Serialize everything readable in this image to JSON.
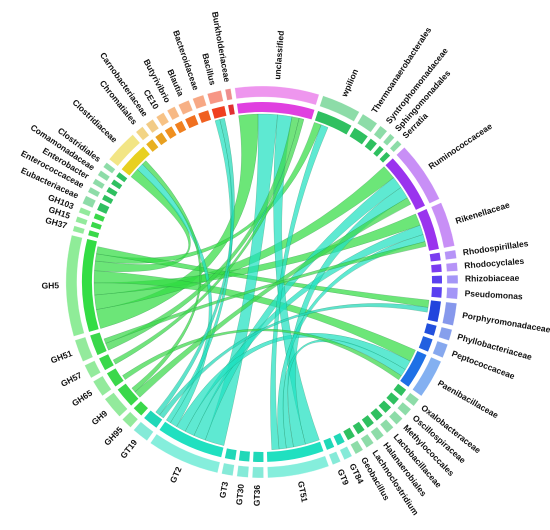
{
  "chart_data": {
    "type": "chord",
    "nodes": [
      {
        "name": "unclassified",
        "value": 30,
        "color": "#e040e0"
      },
      {
        "name": "wpilion",
        "value": 14,
        "color": "#2fc060"
      },
      {
        "name": "Thermoanaerobacterales",
        "value": 6,
        "color": "#2fc060"
      },
      {
        "name": "Syntrophomonadaceae",
        "value": 3,
        "color": "#2fc060"
      },
      {
        "name": "Sphingomonadales",
        "value": 2,
        "color": "#2fc060"
      },
      {
        "name": "Serratia",
        "value": 2,
        "color": "#2fc060"
      },
      {
        "name": "Ruminococcaceae",
        "value": 22,
        "color": "#9a33ee"
      },
      {
        "name": "Rikenellaceae",
        "value": 16,
        "color": "#9a33ee"
      },
      {
        "name": "Rhodospirillales",
        "value": 3,
        "color": "#7a3cf0"
      },
      {
        "name": "Rhodocyclales",
        "value": 3,
        "color": "#7a3cf0"
      },
      {
        "name": "Rhizobiaceae",
        "value": 3,
        "color": "#5a40f0"
      },
      {
        "name": "Pseudomonas",
        "value": 4,
        "color": "#5a40f0"
      },
      {
        "name": "Porphyromonadaceae",
        "value": 8,
        "color": "#2244dd"
      },
      {
        "name": "Phyllobacteriaceae",
        "value": 4,
        "color": "#2250dd"
      },
      {
        "name": "Peptococcaceae",
        "value": 5,
        "color": "#2260e0"
      },
      {
        "name": "Paenibacillaceae",
        "value": 14,
        "color": "#1e70e6"
      },
      {
        "name": "Oxalobacteraceae",
        "value": 3,
        "color": "#2fc060"
      },
      {
        "name": "Oscillospiraceae",
        "value": 3,
        "color": "#2fc060"
      },
      {
        "name": "Methylococcales",
        "value": 3,
        "color": "#2fc060"
      },
      {
        "name": "Lactobacillaceae",
        "value": 3,
        "color": "#2fc060"
      },
      {
        "name": "Halanaerobiales",
        "value": 3,
        "color": "#2fc060"
      },
      {
        "name": "Lachnoclostridium",
        "value": 3,
        "color": "#2fc060"
      },
      {
        "name": "Geobacillus",
        "value": 3,
        "color": "#2fc060"
      },
      {
        "name": "GT84",
        "value": 3,
        "color": "#20d8b8"
      },
      {
        "name": "GT9",
        "value": 3,
        "color": "#20d8b8"
      },
      {
        "name": "GT51",
        "value": 22,
        "color": "#20e0c0"
      },
      {
        "name": "GT36",
        "value": 4,
        "color": "#20d8b8"
      },
      {
        "name": "GT30",
        "value": 4,
        "color": "#20d8b8"
      },
      {
        "name": "GT3",
        "value": 4,
        "color": "#20d8b8"
      },
      {
        "name": "GT2",
        "value": 26,
        "color": "#20e0c0"
      },
      {
        "name": "GT19",
        "value": 6,
        "color": "#20d8b8"
      },
      {
        "name": "GH95",
        "value": 4,
        "color": "#3ad84a"
      },
      {
        "name": "GH9",
        "value": 8,
        "color": "#3ad84a"
      },
      {
        "name": "GH65",
        "value": 6,
        "color": "#3ad84a"
      },
      {
        "name": "GH57",
        "value": 5,
        "color": "#3ad84a"
      },
      {
        "name": "GH51",
        "value": 8,
        "color": "#3ad84a"
      },
      {
        "name": "GH5",
        "value": 36,
        "color": "#33dd44"
      },
      {
        "name": "GH37",
        "value": 2,
        "color": "#3ad84a"
      },
      {
        "name": "GH15",
        "value": 2,
        "color": "#3ad84a"
      },
      {
        "name": "GH103",
        "value": 2,
        "color": "#3ad84a"
      },
      {
        "name": "Eubacteriaceae",
        "value": 3,
        "color": "#2fc060"
      },
      {
        "name": "Enterococcaceae",
        "value": 2,
        "color": "#2fc060"
      },
      {
        "name": "Enterobacter",
        "value": 2,
        "color": "#2fc060"
      },
      {
        "name": "Comamonadaceae",
        "value": 2,
        "color": "#2fc060"
      },
      {
        "name": "Clostridiales",
        "value": 2,
        "color": "#2fc060"
      },
      {
        "name": "Clostridiaceae",
        "value": 12,
        "color": "#e8d020"
      },
      {
        "name": "Chromatiales",
        "value": 3,
        "color": "#e8b020"
      },
      {
        "name": "Carnobacteriaceae",
        "value": 3,
        "color": "#e8a020"
      },
      {
        "name": "CE10",
        "value": 3,
        "color": "#f09020"
      },
      {
        "name": "Butyrivibrio",
        "value": 3,
        "color": "#f08020"
      },
      {
        "name": "Blautia",
        "value": 4,
        "color": "#f07020"
      },
      {
        "name": "Bacteroidaceae",
        "value": 4,
        "color": "#f06020"
      },
      {
        "name": "Bacillus",
        "value": 5,
        "color": "#f04020"
      },
      {
        "name": "Burkholderiaceae",
        "value": 2,
        "color": "#e03030"
      }
    ],
    "links": [
      {
        "source": 36,
        "target": 0,
        "value": 8
      },
      {
        "source": 36,
        "target": 6,
        "value": 6
      },
      {
        "source": 36,
        "target": 7,
        "value": 5
      },
      {
        "source": 36,
        "target": 15,
        "value": 5
      },
      {
        "source": 36,
        "target": 45,
        "value": 4
      },
      {
        "source": 36,
        "target": 1,
        "value": 3
      },
      {
        "source": 36,
        "target": 12,
        "value": 3
      },
      {
        "source": 29,
        "target": 0,
        "value": 8
      },
      {
        "source": 29,
        "target": 6,
        "value": 5
      },
      {
        "source": 29,
        "target": 7,
        "value": 4
      },
      {
        "source": 29,
        "target": 15,
        "value": 4
      },
      {
        "source": 29,
        "target": 45,
        "value": 3
      },
      {
        "source": 29,
        "target": 52,
        "value": 2
      },
      {
        "source": 25,
        "target": 0,
        "value": 6
      },
      {
        "source": 25,
        "target": 6,
        "value": 5
      },
      {
        "source": 25,
        "target": 15,
        "value": 3
      },
      {
        "source": 25,
        "target": 7,
        "value": 3
      },
      {
        "source": 25,
        "target": 1,
        "value": 3
      },
      {
        "source": 32,
        "target": 6,
        "value": 3
      },
      {
        "source": 32,
        "target": 45,
        "value": 2
      },
      {
        "source": 35,
        "target": 0,
        "value": 3
      },
      {
        "source": 35,
        "target": 7,
        "value": 2
      },
      {
        "source": 33,
        "target": 15,
        "value": 2
      },
      {
        "source": 34,
        "target": 0,
        "value": 2
      },
      {
        "source": 30,
        "target": 12,
        "value": 2
      },
      {
        "source": 30,
        "target": 52,
        "value": 2
      }
    ]
  }
}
****************************************
▶ _Task prompt_
For this exercise, return the data above exactly and leave every picture out.

▶ _Exercise solution_
Serialize everything readable in this image to JSON.
{
  "chart_data": {
    "type": "chord",
    "nodes": [
      {
        "name": "unclassified",
        "value": 30,
        "color": "#e040e0"
      },
      {
        "name": "wpilion",
        "value": 14,
        "color": "#2fc060"
      },
      {
        "name": "Thermoanaerobacterales",
        "value": 6,
        "color": "#2fc060"
      },
      {
        "name": "Syntrophomonadaceae",
        "value": 3,
        "color": "#2fc060"
      },
      {
        "name": "Sphingomonadales",
        "value": 2,
        "color": "#2fc060"
      },
      {
        "name": "Serratia",
        "value": 2,
        "color": "#2fc060"
      },
      {
        "name": "Ruminococcaceae",
        "value": 22,
        "color": "#9a33ee"
      },
      {
        "name": "Rikenellaceae",
        "value": 16,
        "color": "#9a33ee"
      },
      {
        "name": "Rhodospirillales",
        "value": 3,
        "color": "#7a3cf0"
      },
      {
        "name": "Rhodocyclales",
        "value": 3,
        "color": "#7a3cf0"
      },
      {
        "name": "Rhizobiaceae",
        "value": 3,
        "color": "#5a40f0"
      },
      {
        "name": "Pseudomonas",
        "value": 4,
        "color": "#5a40f0"
      },
      {
        "name": "Porphyromonadaceae",
        "value": 8,
        "color": "#2244dd"
      },
      {
        "name": "Phyllobacteriaceae",
        "value": 4,
        "color": "#2250dd"
      },
      {
        "name": "Peptococcaceae",
        "value": 5,
        "color": "#2260e0"
      },
      {
        "name": "Paenibacillaceae",
        "value": 14,
        "color": "#1e70e6"
      },
      {
        "name": "Oxalobacteraceae",
        "value": 3,
        "color": "#2fc060"
      },
      {
        "name": "Oscillospiraceae",
        "value": 3,
        "color": "#2fc060"
      },
      {
        "name": "Methylococcales",
        "value": 3,
        "color": "#2fc060"
      },
      {
        "name": "Lactobacillaceae",
        "value": 3,
        "color": "#2fc060"
      },
      {
        "name": "Halanaerobiales",
        "value": 3,
        "color": "#2fc060"
      },
      {
        "name": "Lachnoclostridium",
        "value": 3,
        "color": "#2fc060"
      },
      {
        "name": "Geobacillus",
        "value": 3,
        "color": "#2fc060"
      },
      {
        "name": "GT84",
        "value": 3,
        "color": "#20d8b8"
      },
      {
        "name": "GT9",
        "value": 3,
        "color": "#20d8b8"
      },
      {
        "name": "GT51",
        "value": 22,
        "color": "#20e0c0"
      },
      {
        "name": "GT36",
        "value": 4,
        "color": "#20d8b8"
      },
      {
        "name": "GT30",
        "value": 4,
        "color": "#20d8b8"
      },
      {
        "name": "GT3",
        "value": 4,
        "color": "#20d8b8"
      },
      {
        "name": "GT2",
        "value": 26,
        "color": "#20e0c0"
      },
      {
        "name": "GT19",
        "value": 6,
        "color": "#20d8b8"
      },
      {
        "name": "GH95",
        "value": 4,
        "color": "#3ad84a"
      },
      {
        "name": "GH9",
        "value": 8,
        "color": "#3ad84a"
      },
      {
        "name": "GH65",
        "value": 6,
        "color": "#3ad84a"
      },
      {
        "name": "GH57",
        "value": 5,
        "color": "#3ad84a"
      },
      {
        "name": "GH51",
        "value": 8,
        "color": "#3ad84a"
      },
      {
        "name": "GH5",
        "value": 36,
        "color": "#33dd44"
      },
      {
        "name": "GH37",
        "value": 2,
        "color": "#3ad84a"
      },
      {
        "name": "GH15",
        "value": 2,
        "color": "#3ad84a"
      },
      {
        "name": "GH103",
        "value": 2,
        "color": "#3ad84a"
      },
      {
        "name": "Eubacteriaceae",
        "value": 3,
        "color": "#2fc060"
      },
      {
        "name": "Enterococcaceae",
        "value": 2,
        "color": "#2fc060"
      },
      {
        "name": "Enterobacter",
        "value": 2,
        "color": "#2fc060"
      },
      {
        "name": "Comamonadaceae",
        "value": 2,
        "color": "#2fc060"
      },
      {
        "name": "Clostridiales",
        "value": 2,
        "color": "#2fc060"
      },
      {
        "name": "Clostridiaceae",
        "value": 12,
        "color": "#e8d020"
      },
      {
        "name": "Chromatiales",
        "value": 3,
        "color": "#e8b020"
      },
      {
        "name": "Carnobacteriaceae",
        "value": 3,
        "color": "#e8a020"
      },
      {
        "name": "CE10",
        "value": 3,
        "color": "#f09020"
      },
      {
        "name": "Butyrivibrio",
        "value": 3,
        "color": "#f08020"
      },
      {
        "name": "Blautia",
        "value": 4,
        "color": "#f07020"
      },
      {
        "name": "Bacteroidaceae",
        "value": 4,
        "color": "#f06020"
      },
      {
        "name": "Bacillus",
        "value": 5,
        "color": "#f04020"
      },
      {
        "name": "Burkholderiaceae",
        "value": 2,
        "color": "#e03030"
      }
    ],
    "links": [
      {
        "source": 36,
        "target": 0,
        "value": 8
      },
      {
        "source": 36,
        "target": 6,
        "value": 6
      },
      {
        "source": 36,
        "target": 7,
        "value": 5
      },
      {
        "source": 36,
        "target": 15,
        "value": 5
      },
      {
        "source": 36,
        "target": 45,
        "value": 4
      },
      {
        "source": 36,
        "target": 1,
        "value": 3
      },
      {
        "source": 36,
        "target": 12,
        "value": 3
      },
      {
        "source": 29,
        "target": 0,
        "value": 8
      },
      {
        "source": 29,
        "target": 6,
        "value": 5
      },
      {
        "source": 29,
        "target": 7,
        "value": 4
      },
      {
        "source": 29,
        "target": 15,
        "value": 4
      },
      {
        "source": 29,
        "target": 45,
        "value": 3
      },
      {
        "source": 29,
        "target": 52,
        "value": 2
      },
      {
        "source": 25,
        "target": 0,
        "value": 6
      },
      {
        "source": 25,
        "target": 6,
        "value": 5
      },
      {
        "source": 25,
        "target": 15,
        "value": 3
      },
      {
        "source": 25,
        "target": 7,
        "value": 3
      },
      {
        "source": 25,
        "target": 1,
        "value": 3
      },
      {
        "source": 32,
        "target": 6,
        "value": 3
      },
      {
        "source": 32,
        "target": 45,
        "value": 2
      },
      {
        "source": 35,
        "target": 0,
        "value": 3
      },
      {
        "source": 35,
        "target": 7,
        "value": 2
      },
      {
        "source": 33,
        "target": 15,
        "value": 2
      },
      {
        "source": 34,
        "target": 0,
        "value": 2
      },
      {
        "source": 30,
        "target": 12,
        "value": 2
      },
      {
        "source": 30,
        "target": 52,
        "value": 2
      }
    ]
  }
}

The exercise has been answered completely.